[Entries from a dataset]

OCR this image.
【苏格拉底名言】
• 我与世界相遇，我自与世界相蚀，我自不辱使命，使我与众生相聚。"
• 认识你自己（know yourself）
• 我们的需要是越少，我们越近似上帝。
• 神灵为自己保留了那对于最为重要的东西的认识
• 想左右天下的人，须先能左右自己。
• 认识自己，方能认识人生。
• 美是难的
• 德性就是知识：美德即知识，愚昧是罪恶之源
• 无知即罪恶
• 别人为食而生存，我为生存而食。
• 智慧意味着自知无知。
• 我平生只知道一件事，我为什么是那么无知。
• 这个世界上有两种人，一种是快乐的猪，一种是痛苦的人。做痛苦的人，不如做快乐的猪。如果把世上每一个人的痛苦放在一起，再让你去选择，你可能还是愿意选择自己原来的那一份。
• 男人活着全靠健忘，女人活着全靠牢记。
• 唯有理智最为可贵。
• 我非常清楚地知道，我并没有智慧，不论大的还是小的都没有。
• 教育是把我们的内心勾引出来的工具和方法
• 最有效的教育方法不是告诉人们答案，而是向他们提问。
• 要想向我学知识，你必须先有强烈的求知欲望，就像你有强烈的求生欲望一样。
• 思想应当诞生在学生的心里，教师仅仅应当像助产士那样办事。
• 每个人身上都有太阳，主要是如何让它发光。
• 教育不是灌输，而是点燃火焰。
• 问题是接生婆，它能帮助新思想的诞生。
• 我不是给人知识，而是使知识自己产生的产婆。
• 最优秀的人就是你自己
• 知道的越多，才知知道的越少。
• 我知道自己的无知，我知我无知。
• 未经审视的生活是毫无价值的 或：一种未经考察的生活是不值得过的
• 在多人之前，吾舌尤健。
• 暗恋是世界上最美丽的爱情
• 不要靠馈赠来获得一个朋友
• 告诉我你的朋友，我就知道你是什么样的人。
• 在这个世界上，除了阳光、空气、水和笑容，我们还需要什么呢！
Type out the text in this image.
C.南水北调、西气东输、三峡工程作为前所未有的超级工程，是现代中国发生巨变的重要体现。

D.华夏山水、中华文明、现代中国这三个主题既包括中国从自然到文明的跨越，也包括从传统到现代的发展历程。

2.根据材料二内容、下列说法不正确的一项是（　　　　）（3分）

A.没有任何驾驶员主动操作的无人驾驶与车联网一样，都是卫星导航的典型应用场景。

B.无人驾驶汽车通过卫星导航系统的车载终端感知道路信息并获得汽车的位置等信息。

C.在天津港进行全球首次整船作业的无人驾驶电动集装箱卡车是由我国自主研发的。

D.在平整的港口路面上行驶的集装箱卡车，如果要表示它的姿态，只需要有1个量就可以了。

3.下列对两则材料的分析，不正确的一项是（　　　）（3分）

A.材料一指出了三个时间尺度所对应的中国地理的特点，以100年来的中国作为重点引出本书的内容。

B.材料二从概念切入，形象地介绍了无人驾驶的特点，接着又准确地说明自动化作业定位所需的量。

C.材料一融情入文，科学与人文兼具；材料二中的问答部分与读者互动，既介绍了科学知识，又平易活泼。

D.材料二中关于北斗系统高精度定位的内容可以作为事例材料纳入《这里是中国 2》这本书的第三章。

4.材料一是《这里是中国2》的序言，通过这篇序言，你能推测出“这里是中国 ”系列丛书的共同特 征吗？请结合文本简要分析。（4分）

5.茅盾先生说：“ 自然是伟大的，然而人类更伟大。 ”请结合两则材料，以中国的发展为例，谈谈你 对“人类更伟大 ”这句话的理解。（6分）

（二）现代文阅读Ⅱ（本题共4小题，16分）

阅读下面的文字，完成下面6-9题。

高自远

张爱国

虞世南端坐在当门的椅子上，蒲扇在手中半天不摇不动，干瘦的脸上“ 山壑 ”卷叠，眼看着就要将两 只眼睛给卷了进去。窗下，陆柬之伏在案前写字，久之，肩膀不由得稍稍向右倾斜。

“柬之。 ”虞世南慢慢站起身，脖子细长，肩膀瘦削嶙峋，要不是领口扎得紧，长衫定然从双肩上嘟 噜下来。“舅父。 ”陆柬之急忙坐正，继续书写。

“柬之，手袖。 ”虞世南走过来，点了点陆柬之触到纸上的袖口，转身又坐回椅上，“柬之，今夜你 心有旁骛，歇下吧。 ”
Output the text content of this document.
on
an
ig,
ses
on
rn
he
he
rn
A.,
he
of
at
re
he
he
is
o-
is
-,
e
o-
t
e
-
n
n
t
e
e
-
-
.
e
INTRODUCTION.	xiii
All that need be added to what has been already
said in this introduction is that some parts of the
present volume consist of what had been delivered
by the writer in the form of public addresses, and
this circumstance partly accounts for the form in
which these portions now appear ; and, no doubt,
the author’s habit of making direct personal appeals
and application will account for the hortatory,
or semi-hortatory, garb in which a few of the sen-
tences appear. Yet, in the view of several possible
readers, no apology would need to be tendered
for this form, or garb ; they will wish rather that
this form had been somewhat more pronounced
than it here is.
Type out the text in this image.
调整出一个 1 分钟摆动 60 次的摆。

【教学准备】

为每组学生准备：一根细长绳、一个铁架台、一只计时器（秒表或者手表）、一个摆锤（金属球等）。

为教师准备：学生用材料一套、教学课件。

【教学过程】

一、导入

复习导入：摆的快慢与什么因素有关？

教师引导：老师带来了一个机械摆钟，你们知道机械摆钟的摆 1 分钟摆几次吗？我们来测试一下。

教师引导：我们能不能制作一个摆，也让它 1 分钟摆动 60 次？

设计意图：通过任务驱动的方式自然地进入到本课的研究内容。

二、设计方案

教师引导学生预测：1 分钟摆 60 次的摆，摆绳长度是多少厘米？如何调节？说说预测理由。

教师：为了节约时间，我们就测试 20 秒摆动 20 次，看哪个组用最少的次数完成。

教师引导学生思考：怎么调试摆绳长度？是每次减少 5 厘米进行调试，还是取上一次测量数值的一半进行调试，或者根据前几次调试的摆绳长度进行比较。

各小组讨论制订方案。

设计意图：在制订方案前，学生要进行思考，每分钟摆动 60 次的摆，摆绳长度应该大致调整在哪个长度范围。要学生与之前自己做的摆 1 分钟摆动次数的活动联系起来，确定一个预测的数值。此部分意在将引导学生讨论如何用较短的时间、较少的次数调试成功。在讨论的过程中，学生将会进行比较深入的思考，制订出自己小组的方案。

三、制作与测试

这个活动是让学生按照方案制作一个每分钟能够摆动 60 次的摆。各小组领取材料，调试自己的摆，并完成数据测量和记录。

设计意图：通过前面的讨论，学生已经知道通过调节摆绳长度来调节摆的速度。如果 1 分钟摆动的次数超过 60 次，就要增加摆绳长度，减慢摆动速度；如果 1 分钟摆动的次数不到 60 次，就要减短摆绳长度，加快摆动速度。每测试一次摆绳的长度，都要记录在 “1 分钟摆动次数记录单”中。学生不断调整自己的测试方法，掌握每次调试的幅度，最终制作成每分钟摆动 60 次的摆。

- **Stated exercise**: How many of the lines above include the string "form"? Reply with the number by itself.

- **Solution for this problem**: 4